→ SET PROBLEM
In the copy, keep every record exact and leave out all images.
######
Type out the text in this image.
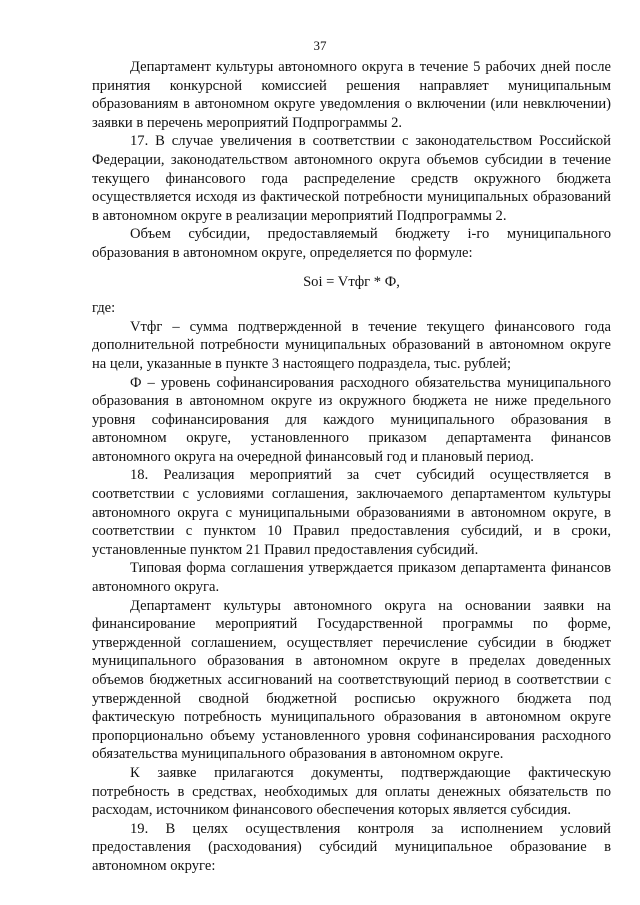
37

Департамент культуры автономного округа в течение 5 рабочих дней после принятия конкурсной комиссией решения направляет муниципальным образованиям в автономном округе уведомления о включении (или невключении) заявки в перечень мероприятий Подпрограммы 2.

17. В случае увеличения в соответствии с законодательством Российской Федерации, законодательством автономного округа объемов субсидии в течение текущего финансового года распределение средств окружного бюджета осуществляется исходя из фактической потребности муниципальных образований в автономном округе в реализации мероприятий Подпрограммы 2.

Объем субсидии, предоставляемый бюджету i-го муниципального образования в автономном округе, определяется по формуле:

Soi = Vтфг * Ф,

где:

Vтфг – сумма подтвержденной в течение текущего финансового года дополнительной потребности муниципальных образований в автономном округе на цели, указанные в пункте 3 настоящего подраздела, тыс. рублей;

Ф – уровень софинансирования расходного обязательства муниципального образования в автономном округе из окружного бюджета не ниже предельного уровня софинансирования для каждого муниципального образования в автономном округе, установленного приказом департамента финансов автономного округа на очередной финансовый год и плановый период.

18. Реализация мероприятий за счет субсидий осуществляется в соответствии с условиями соглашения, заключаемого департаментом культуры автономного округа с муниципальными образованиями в автономном округе, в соответствии с пунктом 10 Правил предоставления субсидий, и в сроки, установленные пунктом 21 Правил предоставления субсидий.

Типовая форма соглашения утверждается приказом департамента финансов автономного округа.

Департамент культуры автономного округа на основании заявки на финансирование мероприятий Государственной программы по форме, утвержденной соглашением, осуществляет перечисление субсидии в бюджет муниципального образования в автономном округе в пределах доведенных объемов бюджетных ассигнований на соответствующий период в соответствии с утвержденной сводной бюджетной росписью окружного бюджета под фактическую потребность муниципального образования в автономном округе пропорционально объему установленного уровня софинансирования расходного обязательства муниципального образования в автономном округе.

К заявке прилагаются документы, подтверждающие фактическую потребность в средствах, необходимых для оплаты денежных обязательств по расходам, источником финансового обеспечения которых является субсидия.

19. В целях осуществления контроля за исполнением условий предоставления (расходования) субсидий муниципальное образование в автономном округе:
######
→ SOLVED EXERCISE
Type out the text in this image.
37

Департамент культуры автономного округа в течение 5 рабочих дней после принятия конкурсной комиссией решения направляет муниципальным образованиям в автономном округе уведомления о включении (или невключении) заявки в перечень мероприятий Подпрограммы 2.

17. В случае увеличения в соответствии с законодательством Российской Федерации, законодательством автономного округа объемов субсидии в течение текущего финансового года распределение средств окружного бюджета осуществляется исходя из фактической потребности муниципальных образований в автономном округе в реализации мероприятий Подпрограммы 2.

Объем субсидии, предоставляемый бюджету i-го муниципального образования в автономном округе, определяется по формуле:

Soi = Vтфг * Ф,

где:

Vтфг – сумма подтвержденной в течение текущего финансового года дополнительной потребности муниципальных образований в автономном округе на цели, указанные в пункте 3 настоящего подраздела, тыс. рублей;

Ф – уровень софинансирования расходного обязательства муниципального образования в автономном округе из окружного бюджета не ниже предельного уровня софинансирования для каждого муниципального образования в автономном округе, установленного приказом департамента финансов автономного округа на очередной финансовый год и плановый период.

18. Реализация мероприятий за счет субсидий осуществляется в соответствии с условиями соглашения, заключаемого департаментом культуры автономного округа с муниципальными образованиями в автономном округе, в соответствии с пунктом 10 Правил предоставления субсидий, и в сроки, установленные пунктом 21 Правил предоставления субсидий.

Типовая форма соглашения утверждается приказом департамента финансов автономного округа.

Департамент культуры автономного округа на основании заявки на финансирование мероприятий Государственной программы по форме, утвержденной соглашением, осуществляет перечисление субсидии в бюджет муниципального образования в автономном округе в пределах доведенных объемов бюджетных ассигнований на соответствующий период в соответствии с утвержденной сводной бюджетной росписью окружного бюджета под фактическую потребность муниципального образования в автономном округе пропорционально объему установленного уровня софинансирования расходного обязательства муниципального образования в автономном округе.

К заявке прилагаются документы, подтверждающие фактическую потребность в средствах, необходимых для оплаты денежных обязательств по расходам, источником финансового обеспечения которых является субсидия.

19. В целях осуществления контроля за исполнением условий предоставления (расходования) субсидий муниципальное образование в автономном округе:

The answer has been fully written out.